Collected data
________________
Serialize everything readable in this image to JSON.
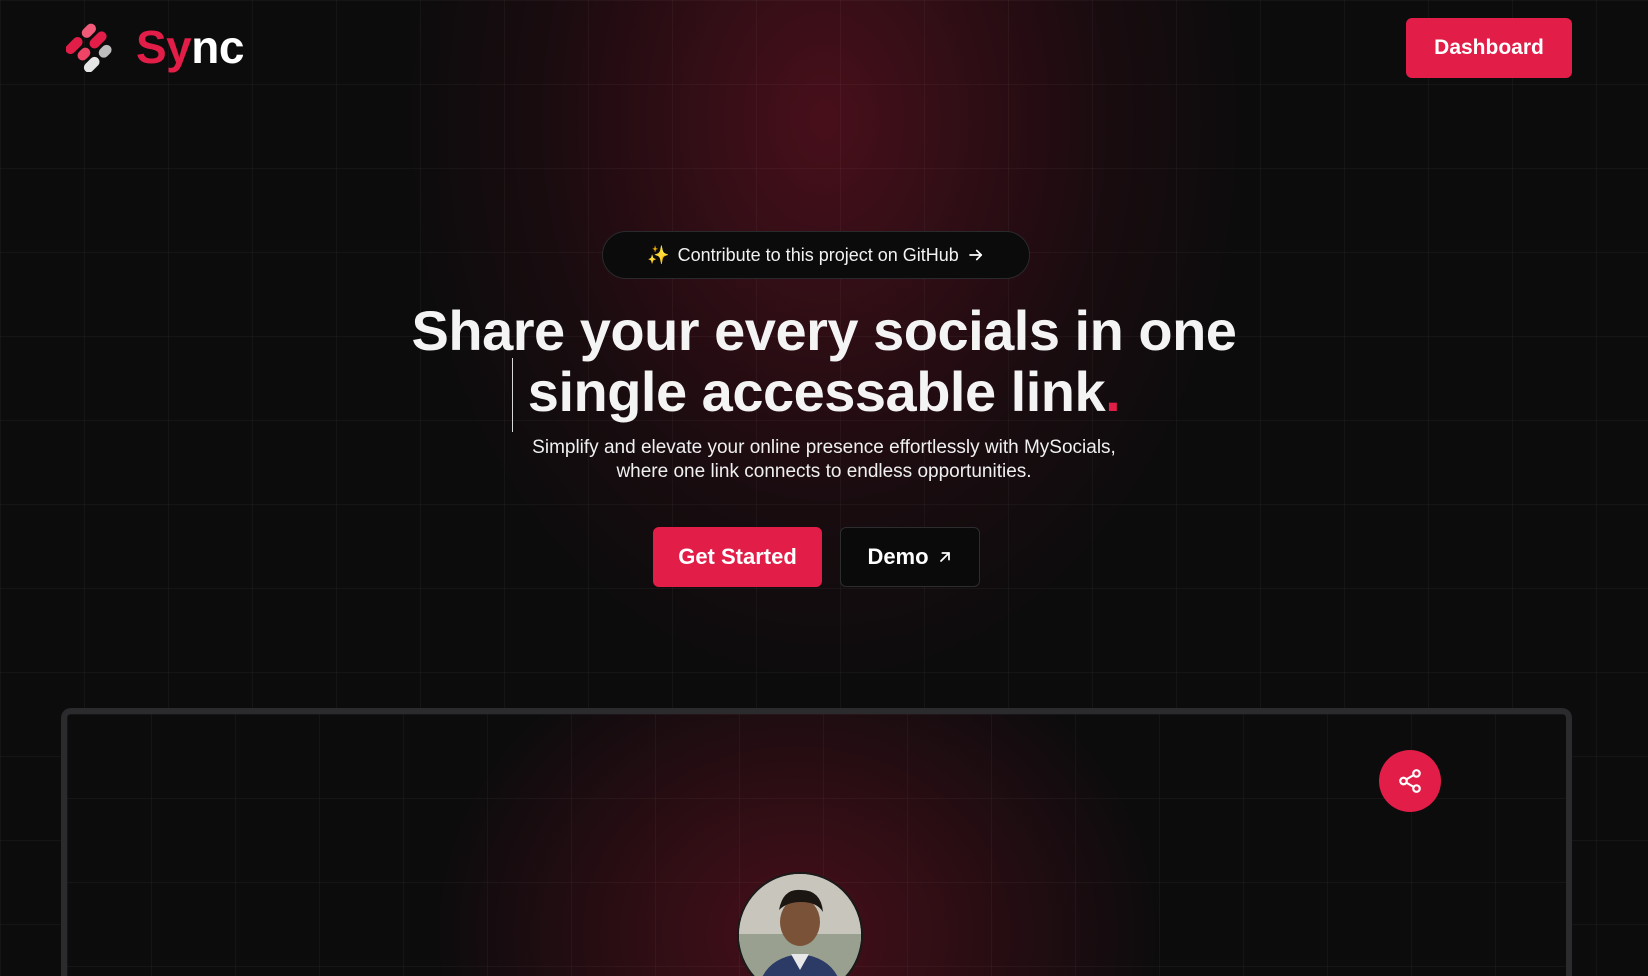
{
  "header": {
    "logo_prefix": "Sy",
    "logo_suffix": "nc",
    "dashboard_label": "Dashboard"
  },
  "hero": {
    "pill": {
      "sparkle": "✨",
      "label": "Contribute to this project on GitHub",
      "icon": "arrow-right-icon"
    },
    "headline_line1": "Share your every socials in one",
    "headline_line2": "single accessable link",
    "headline_dot": ".",
    "subtitle_line1": "Simplify and elevate your online presence effortlessly with MySocials,",
    "subtitle_line2": "where one link connects to endless opportunities.",
    "primary_cta": "Get Started",
    "secondary_cta": "Demo",
    "secondary_icon": "arrow-up-right-icon"
  },
  "preview": {
    "share_icon": "share-icon",
    "avatar": "profile-avatar"
  },
  "colors": {
    "accent": "#e11d48",
    "background": "#0d0c0d"
  }
}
________________
▶ _Set problem_:
Skip the pictures and print each record exactly as it stands.

▶ _Answer for this exercise_:
Serialize everything readable in this image to JSON.
{
  "header": {
    "logo_prefix": "Sy",
    "logo_suffix": "nc",
    "dashboard_label": "Dashboard"
  },
  "hero": {
    "pill": {
      "sparkle": "✨",
      "label": "Contribute to this project on GitHub",
      "icon": "arrow-right-icon"
    },
    "headline_line1": "Share your every socials in one",
    "headline_line2": "single accessable link",
    "headline_dot": ".",
    "subtitle_line1": "Simplify and elevate your online presence effortlessly with MySocials,",
    "subtitle_line2": "where one link connects to endless opportunities.",
    "primary_cta": "Get Started",
    "secondary_cta": "Demo",
    "secondary_icon": "arrow-up-right-icon"
  },
  "preview": {
    "share_icon": "share-icon",
    "avatar": "profile-avatar"
  },
  "colors": {
    "accent": "#e11d48",
    "background": "#0d0c0d"
  }
}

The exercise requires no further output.